Figure dataset records

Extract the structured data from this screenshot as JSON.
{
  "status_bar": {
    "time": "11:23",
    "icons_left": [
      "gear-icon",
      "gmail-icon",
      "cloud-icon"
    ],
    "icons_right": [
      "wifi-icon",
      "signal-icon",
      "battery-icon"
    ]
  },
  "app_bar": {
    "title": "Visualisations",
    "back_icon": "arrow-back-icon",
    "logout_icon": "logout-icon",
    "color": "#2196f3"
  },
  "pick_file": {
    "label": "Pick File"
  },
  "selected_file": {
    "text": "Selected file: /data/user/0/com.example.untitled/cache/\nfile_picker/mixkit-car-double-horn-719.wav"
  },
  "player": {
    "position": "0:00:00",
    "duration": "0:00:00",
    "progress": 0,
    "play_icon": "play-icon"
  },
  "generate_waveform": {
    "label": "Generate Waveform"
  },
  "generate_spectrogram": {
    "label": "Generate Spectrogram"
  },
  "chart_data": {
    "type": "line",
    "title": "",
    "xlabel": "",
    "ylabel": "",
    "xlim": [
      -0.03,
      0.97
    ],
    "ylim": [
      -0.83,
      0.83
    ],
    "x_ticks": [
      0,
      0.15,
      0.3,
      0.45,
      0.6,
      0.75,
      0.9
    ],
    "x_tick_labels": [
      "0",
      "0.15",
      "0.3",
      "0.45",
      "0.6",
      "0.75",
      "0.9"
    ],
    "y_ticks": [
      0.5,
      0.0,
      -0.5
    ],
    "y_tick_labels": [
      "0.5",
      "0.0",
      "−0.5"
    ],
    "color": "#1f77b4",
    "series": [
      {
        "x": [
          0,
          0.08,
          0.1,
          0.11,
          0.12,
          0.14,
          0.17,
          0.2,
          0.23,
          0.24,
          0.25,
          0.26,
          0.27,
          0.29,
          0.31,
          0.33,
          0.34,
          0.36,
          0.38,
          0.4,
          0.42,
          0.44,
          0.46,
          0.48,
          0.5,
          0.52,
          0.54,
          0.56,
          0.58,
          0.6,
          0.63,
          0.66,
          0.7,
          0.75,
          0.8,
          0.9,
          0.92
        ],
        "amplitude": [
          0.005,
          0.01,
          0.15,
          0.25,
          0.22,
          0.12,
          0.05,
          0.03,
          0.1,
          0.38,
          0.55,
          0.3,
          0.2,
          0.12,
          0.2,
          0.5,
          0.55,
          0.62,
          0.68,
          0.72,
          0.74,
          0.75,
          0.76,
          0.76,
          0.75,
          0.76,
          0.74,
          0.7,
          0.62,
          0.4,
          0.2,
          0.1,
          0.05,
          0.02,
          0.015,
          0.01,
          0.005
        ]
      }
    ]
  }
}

> AIM OF THE EXERCISE:
Transcribe all entries exactly as they are given.

> WRITTEN ANSWER:
Extract the structured data from this screenshot as JSON.
{
  "status_bar": {
    "time": "11:23",
    "icons_left": [
      "gear-icon",
      "gmail-icon",
      "cloud-icon"
    ],
    "icons_right": [
      "wifi-icon",
      "signal-icon",
      "battery-icon"
    ]
  },
  "app_bar": {
    "title": "Visualisations",
    "back_icon": "arrow-back-icon",
    "logout_icon": "logout-icon",
    "color": "#2196f3"
  },
  "pick_file": {
    "label": "Pick File"
  },
  "selected_file": {
    "text": "Selected file: /data/user/0/com.example.untitled/cache/\nfile_picker/mixkit-car-double-horn-719.wav"
  },
  "player": {
    "position": "0:00:00",
    "duration": "0:00:00",
    "progress": 0,
    "play_icon": "play-icon"
  },
  "generate_waveform": {
    "label": "Generate Waveform"
  },
  "generate_spectrogram": {
    "label": "Generate Spectrogram"
  },
  "chart_data": {
    "type": "line",
    "title": "",
    "xlabel": "",
    "ylabel": "",
    "xlim": [
      -0.03,
      0.97
    ],
    "ylim": [
      -0.83,
      0.83
    ],
    "x_ticks": [
      0,
      0.15,
      0.3,
      0.45,
      0.6,
      0.75,
      0.9
    ],
    "x_tick_labels": [
      "0",
      "0.15",
      "0.3",
      "0.45",
      "0.6",
      "0.75",
      "0.9"
    ],
    "y_ticks": [
      0.5,
      0.0,
      -0.5
    ],
    "y_tick_labels": [
      "0.5",
      "0.0",
      "−0.5"
    ],
    "color": "#1f77b4",
    "series": [
      {
        "x": [
          0,
          0.08,
          0.1,
          0.11,
          0.12,
          0.14,
          0.17,
          0.2,
          0.23,
          0.24,
          0.25,
          0.26,
          0.27,
          0.29,
          0.31,
          0.33,
          0.34,
          0.36,
          0.38,
          0.4,
          0.42,
          0.44,
          0.46,
          0.48,
          0.5,
          0.52,
          0.54,
          0.56,
          0.58,
          0.6,
          0.63,
          0.66,
          0.7,
          0.75,
          0.8,
          0.9,
          0.92
        ],
        "amplitude": [
          0.005,
          0.01,
          0.15,
          0.25,
          0.22,
          0.12,
          0.05,
          0.03,
          0.1,
          0.38,
          0.55,
          0.3,
          0.2,
          0.12,
          0.2,
          0.5,
          0.55,
          0.62,
          0.68,
          0.72,
          0.74,
          0.75,
          0.76,
          0.76,
          0.75,
          0.76,
          0.74,
          0.7,
          0.62,
          0.4,
          0.2,
          0.1,
          0.05,
          0.02,
          0.015,
          0.01,
          0.005
        ]
      }
    ]
  }
}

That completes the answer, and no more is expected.